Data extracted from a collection
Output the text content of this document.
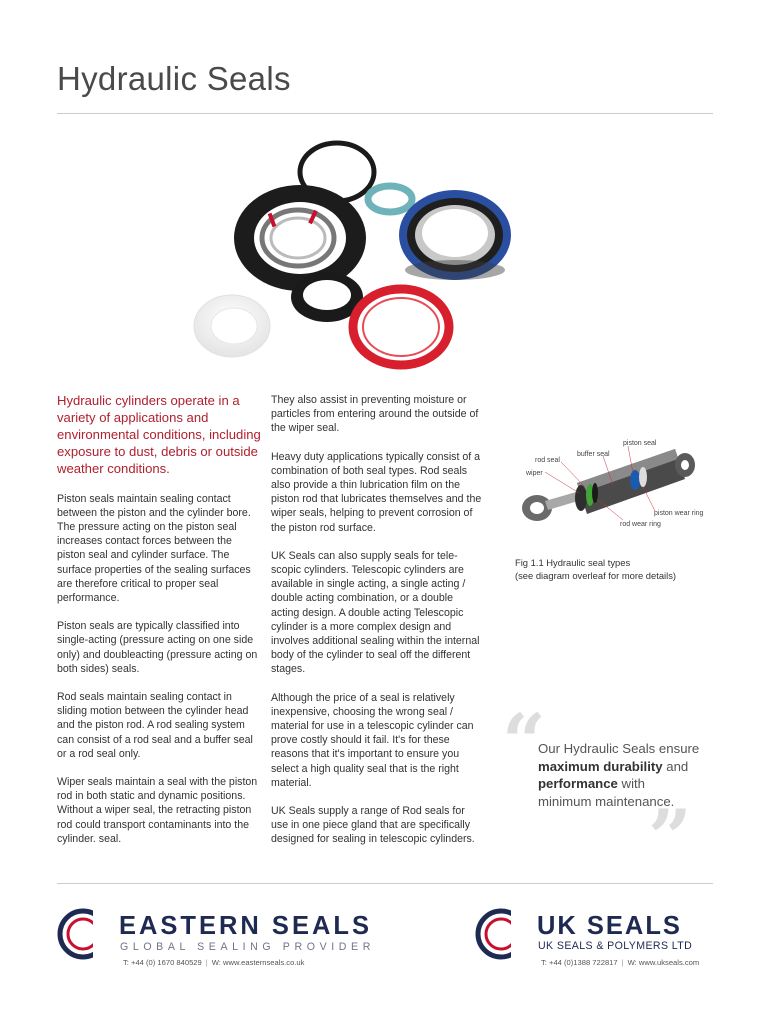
Hydraulic Seals

Hydraulic cylinders operate in a variety of applications and environmental conditions, including exposure to dust, debris or outside weather conditions.

Piston seals maintain sealing contact between the piston and the cylinder bore. The pressure acting on the piston seal increases contact forces between the piston seal and cylinder surface. The surface properties of the sealing surfaces are therefore critical to proper seal performance.

Piston seals are typically classified into single-acting (pressure acting on one side only) and doubleacting (pressure acting on both sides) seals.

Rod seals maintain sealing contact in sliding motion between the cylinder head and the piston rod. A rod sealing system can consist of a rod seal and a buffer seal or a rod seal only.

Wiper seals maintain a seal with the piston rod in both static and dynamic positions. Without a wiper seal, the retracting piston rod could transport contaminants into the cylinder. seal.

They also assist in preventing moisture or particles from entering around the outside of the wiper seal.

Heavy duty applications typically consist of a combination of both seal types. Rod seals also provide a thin lubrication film on the piston rod that lubricates themselves and the wiper seals, helping to prevent corrosion of the piston rod surface.

UK Seals can also supply seals for tele-scopic cylinders. Telescopic cylinders are available in single acting, a single acting / double acting combination, or a double acting design. A double acting Telescopic cylinder is a more complex design and involves additional sealing within the internal body of the cylinder to seal off the different stages.

Although the price of a seal is relatively inexpensive, choosing the wrong seal / material for use in a telescopic cylinder can prove costly should it fail. It's for these reasons that it's important to ensure you select a high quality seal that is the right material.

UK Seals supply a range of Rod seals for use in one piece gland that are specifically designed for sealing in telescopic cylinders.

piston seal
buffer seal
rod seal
wiper
piston wear ring
rod wear ring
Fig 1.1 Hydraulic seal types
(see diagram overleaf for more details)
“
”
Our Hydraulic Seals ensure
maximum durability and
performance with
minimum maintenance.
EASTERN SEALS
GLOBAL SEALING PROVIDER
T: +44 (0) 1670 840529 | W: www.easternseals.co.uk
UK SEALS
UK SEALS & POLYMERS LTD
T: +44 (0)1388 722817 | W: www.ukseals.com
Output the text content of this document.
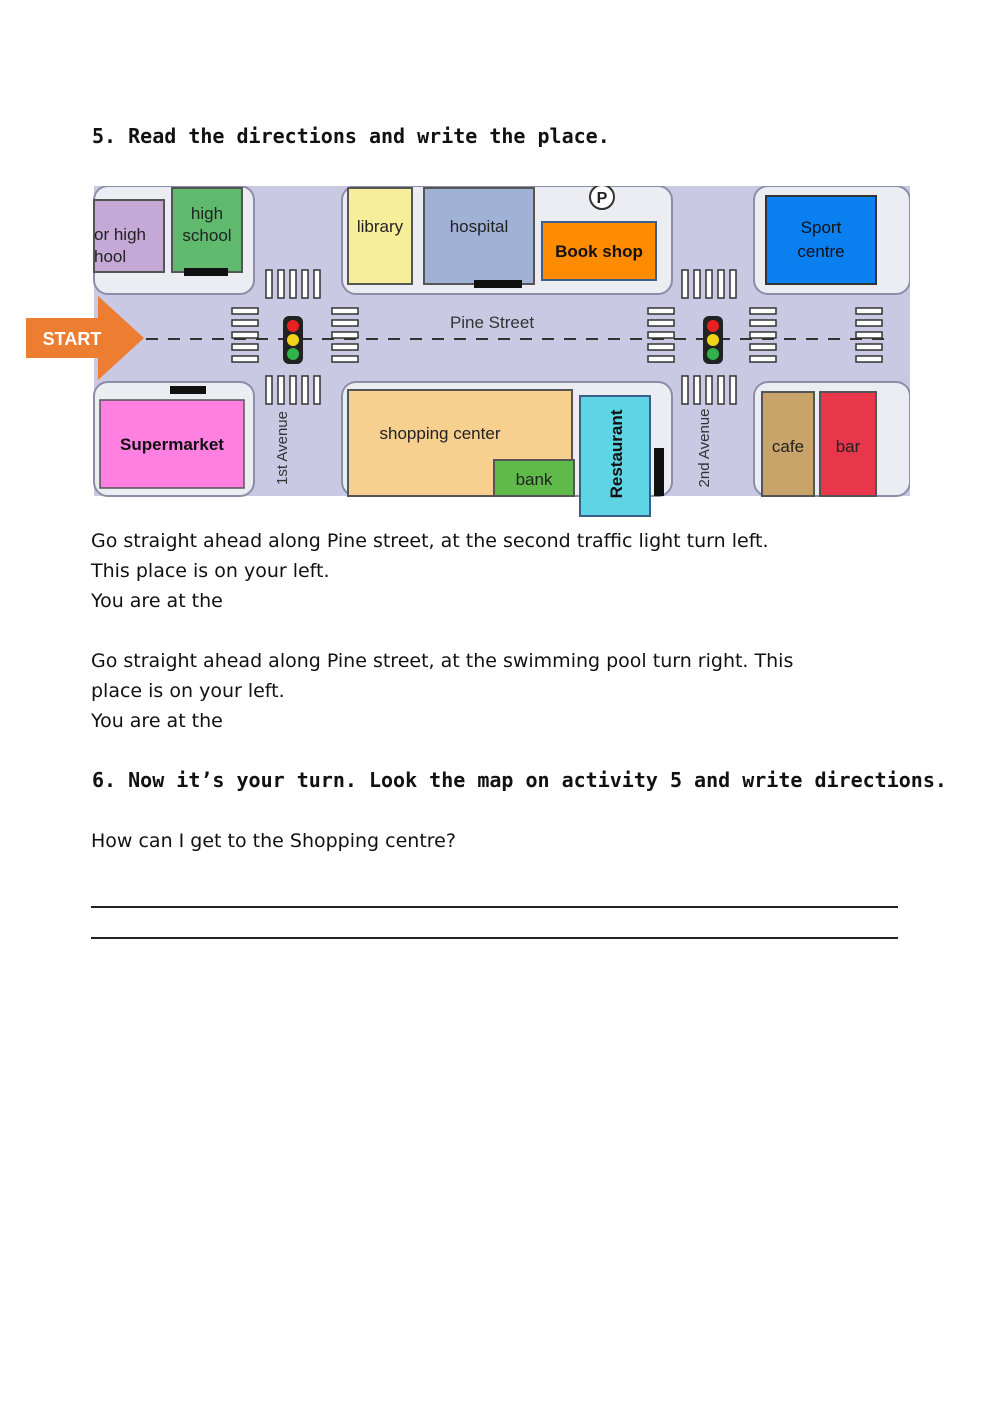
5. Read the directions and write the place.
or high
hool
high
school	library	hospital
P
Book shop
Sport
centre
Pine Street
START
Supermarket	1st Avenue	2nd Avenue
shopping center
bank	Restaurant	cafe bar

Go straight ahead along Pine street, at the second traffic light turn left.
This place is on your left.
You are at the

Go straight ahead along Pine street, at the swimming pool turn right. This
place is on your left.
You are at the

6. Now it’s your turn. Look the map on activity 5 and write directions.

How can I get to the Shopping centre?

◆ The request: Show all lines in the entries above where the word "high" appears.

◆ Full solution:
Although the price of a seal is relatively inexpensive, choosing the wrong seal / material for use in a telescopic cylinder can prove costly should it fail. It's for these reasons that it's important to ensure you select a high quality seal that is the right material.
or high
high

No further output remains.